§ **TASK LIST**:
a) Copy the release management text from "1. Validation (2-6" up to and including "Cutting (1-2 minutes)".
b) Using the release management text, answer each question below.
(i) How long does the Registry Push step take?
(ii) What progression of environments does Environment Promotion describe?
(iii) What does the minor version number indicate?
(TEXT PROVIDED)
Main Branch Pipeline (2-8 minutes)

  1. Validation (2-6 minutes) - Same as feature branch
  2. Docker Build (30-90 seconds)
  3. Registry Push (30-60 seconds)
  4. Metadata Update (10-20 seconds)

Tag Cutting (1-2 minutes)

  1. Image Tagging (10-30 seconds)
  2. Manifest Generation (20-40 seconds)
  3. GitOps Repository Update (30-60 seconds)

Release Management

Separated Tag Cutting Strategy

Unlike monorepo systems, tag cutting is a dedicated manual action.

Benefits of Manual Tag Cutting

  • Release Control: Intentional, deliberate releases
  • Quality Gates: Additional validation before production
  • Hotfix Management: Tag previous commits for emergency releases
  • Environment Promotion: Controlled progression dev → staging → production

Tag Cutting Process

  1. Feature Complete: All features merged to main branch
  2. Build Artifacts: Untagged images available in registry
  3. Release Decision: Team decides when to cut a release
  4. Manual Action: Trigger tag cutting workflow with semantic version
  5. Image Tagging: Existing registry image tagged with version
  6. Deployment: GitOps picks up tagged image for deployment

Version Strategy

v1.2.3
├── 1: Major version (breaking changes)
├── 2: Minor version (new features)
└── 3: Patch version (bug fixes)
(End TEXT PROVIDED)
(EXTRACTED ENTRIES)
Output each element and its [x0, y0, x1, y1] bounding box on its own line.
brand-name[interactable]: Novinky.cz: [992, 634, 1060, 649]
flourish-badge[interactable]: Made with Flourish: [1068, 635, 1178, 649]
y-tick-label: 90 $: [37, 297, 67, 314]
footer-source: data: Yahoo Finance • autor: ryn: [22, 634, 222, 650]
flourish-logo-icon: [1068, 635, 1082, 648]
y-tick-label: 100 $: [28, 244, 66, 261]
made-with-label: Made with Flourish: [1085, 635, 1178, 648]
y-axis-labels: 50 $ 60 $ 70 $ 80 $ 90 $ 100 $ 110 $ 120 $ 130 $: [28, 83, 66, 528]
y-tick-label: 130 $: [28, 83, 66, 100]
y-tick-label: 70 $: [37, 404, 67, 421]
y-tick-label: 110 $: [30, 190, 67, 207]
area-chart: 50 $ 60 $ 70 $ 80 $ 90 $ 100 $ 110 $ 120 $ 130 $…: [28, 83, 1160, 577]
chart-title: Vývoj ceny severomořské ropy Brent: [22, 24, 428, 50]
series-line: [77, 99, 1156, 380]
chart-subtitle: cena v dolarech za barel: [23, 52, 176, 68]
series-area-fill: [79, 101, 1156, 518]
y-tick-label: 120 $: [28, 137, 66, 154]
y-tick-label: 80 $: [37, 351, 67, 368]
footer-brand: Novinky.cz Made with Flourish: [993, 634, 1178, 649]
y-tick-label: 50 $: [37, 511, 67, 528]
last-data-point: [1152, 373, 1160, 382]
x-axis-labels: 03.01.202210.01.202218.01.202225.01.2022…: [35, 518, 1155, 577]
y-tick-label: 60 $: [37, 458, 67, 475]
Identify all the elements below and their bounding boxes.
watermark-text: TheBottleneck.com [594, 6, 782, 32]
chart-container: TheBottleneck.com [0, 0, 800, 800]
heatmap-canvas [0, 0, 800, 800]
(End EXTRACTED ENTRIES)
§ **ANSWERS TO EACH TASK**:
a)
1. Validation (2-6 minutes) - Same as feature branch
  2. Docker Build (30-90 seconds)
  3. Registry Push (30-60 seconds)
  4. Metadata Update (10-20 seconds)

Tag Cutting (1-2 minutes)

b)
(i) 30-60 seconds
(ii) dev → staging → production
(iii) New features